>> BEGIN TASK MATERIAL

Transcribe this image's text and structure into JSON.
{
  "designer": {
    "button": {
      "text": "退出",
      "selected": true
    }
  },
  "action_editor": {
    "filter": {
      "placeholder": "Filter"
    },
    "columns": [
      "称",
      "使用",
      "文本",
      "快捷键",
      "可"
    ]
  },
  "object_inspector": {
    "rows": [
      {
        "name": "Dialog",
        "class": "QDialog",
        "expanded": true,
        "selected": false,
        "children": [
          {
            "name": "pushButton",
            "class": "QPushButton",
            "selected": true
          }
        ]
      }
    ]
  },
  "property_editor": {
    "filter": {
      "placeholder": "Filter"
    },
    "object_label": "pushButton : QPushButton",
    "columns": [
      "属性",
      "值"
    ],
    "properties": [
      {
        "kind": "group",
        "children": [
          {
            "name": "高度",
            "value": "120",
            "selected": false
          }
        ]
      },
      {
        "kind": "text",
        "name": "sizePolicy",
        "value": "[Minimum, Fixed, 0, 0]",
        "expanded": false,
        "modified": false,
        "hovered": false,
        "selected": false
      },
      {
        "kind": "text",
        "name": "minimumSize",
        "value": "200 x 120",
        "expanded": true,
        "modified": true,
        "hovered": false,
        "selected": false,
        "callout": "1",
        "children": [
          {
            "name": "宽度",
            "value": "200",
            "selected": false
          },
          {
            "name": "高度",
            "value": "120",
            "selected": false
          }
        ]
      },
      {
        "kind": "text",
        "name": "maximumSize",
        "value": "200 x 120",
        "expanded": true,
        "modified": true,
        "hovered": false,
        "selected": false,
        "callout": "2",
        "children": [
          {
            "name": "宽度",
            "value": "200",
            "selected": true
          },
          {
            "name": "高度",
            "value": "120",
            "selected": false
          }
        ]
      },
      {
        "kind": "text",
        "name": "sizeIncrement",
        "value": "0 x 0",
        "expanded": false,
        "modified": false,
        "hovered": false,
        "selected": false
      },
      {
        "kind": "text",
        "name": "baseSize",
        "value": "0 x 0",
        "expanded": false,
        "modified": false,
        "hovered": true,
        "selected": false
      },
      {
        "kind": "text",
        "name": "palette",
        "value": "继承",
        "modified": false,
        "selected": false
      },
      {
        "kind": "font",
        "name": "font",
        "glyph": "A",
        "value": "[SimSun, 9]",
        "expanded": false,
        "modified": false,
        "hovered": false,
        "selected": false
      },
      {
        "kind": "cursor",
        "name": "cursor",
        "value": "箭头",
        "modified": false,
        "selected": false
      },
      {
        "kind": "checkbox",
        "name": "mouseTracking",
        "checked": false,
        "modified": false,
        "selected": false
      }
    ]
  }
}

>> END TASK MATERIAL

GOAL –
Recopy the entries above exactly, with every line included.

SOLUTION FOR THIS TASK –
Transcribe this image's text and structure into JSON.
{
  "designer": {
    "button": {
      "text": "退出",
      "selected": true
    }
  },
  "action_editor": {
    "filter": {
      "placeholder": "Filter"
    },
    "columns": [
      "称",
      "使用",
      "文本",
      "快捷键",
      "可"
    ]
  },
  "object_inspector": {
    "rows": [
      {
        "name": "Dialog",
        "class": "QDialog",
        "expanded": true,
        "selected": false,
        "children": [
          {
            "name": "pushButton",
            "class": "QPushButton",
            "selected": true
          }
        ]
      }
    ]
  },
  "property_editor": {
    "filter": {
      "placeholder": "Filter"
    },
    "object_label": "pushButton : QPushButton",
    "columns": [
      "属性",
      "值"
    ],
    "properties": [
      {
        "kind": "group",
        "children": [
          {
            "name": "高度",
            "value": "120",
            "selected": false
          }
        ]
      },
      {
        "kind": "text",
        "name": "sizePolicy",
        "value": "[Minimum, Fixed, 0, 0]",
        "expanded": false,
        "modified": false,
        "hovered": false,
        "selected": false
      },
      {
        "kind": "text",
        "name": "minimumSize",
        "value": "200 x 120",
        "expanded": true,
        "modified": true,
        "hovered": false,
        "selected": false,
        "callout": "1",
        "children": [
          {
            "name": "宽度",
            "value": "200",
            "selected": false
          },
          {
            "name": "高度",
            "value": "120",
            "selected": false
          }
        ]
      },
      {
        "kind": "text",
        "name": "maximumSize",
        "value": "200 x 120",
        "expanded": true,
        "modified": true,
        "hovered": false,
        "selected": false,
        "callout": "2",
        "children": [
          {
            "name": "宽度",
            "value": "200",
            "selected": true
          },
          {
            "name": "高度",
            "value": "120",
            "selected": false
          }
        ]
      },
      {
        "kind": "text",
        "name": "sizeIncrement",
        "value": "0 x 0",
        "expanded": false,
        "modified": false,
        "hovered": false,
        "selected": false
      },
      {
        "kind": "text",
        "name": "baseSize",
        "value": "0 x 0",
        "expanded": false,
        "modified": false,
        "hovered": true,
        "selected": false
      },
      {
        "kind": "text",
        "name": "palette",
        "value": "继承",
        "modified": false,
        "selected": false
      },
      {
        "kind": "font",
        "name": "font",
        "glyph": "A",
        "value": "[SimSun, 9]",
        "expanded": false,
        "modified": false,
        "hovered": false,
        "selected": false
      },
      {
        "kind": "cursor",
        "name": "cursor",
        "value": "箭头",
        "modified": false,
        "selected": false
      },
      {
        "kind": "checkbox",
        "name": "mouseTracking",
        "checked": false,
        "modified": false,
        "selected": false
      }
    ]
  }
}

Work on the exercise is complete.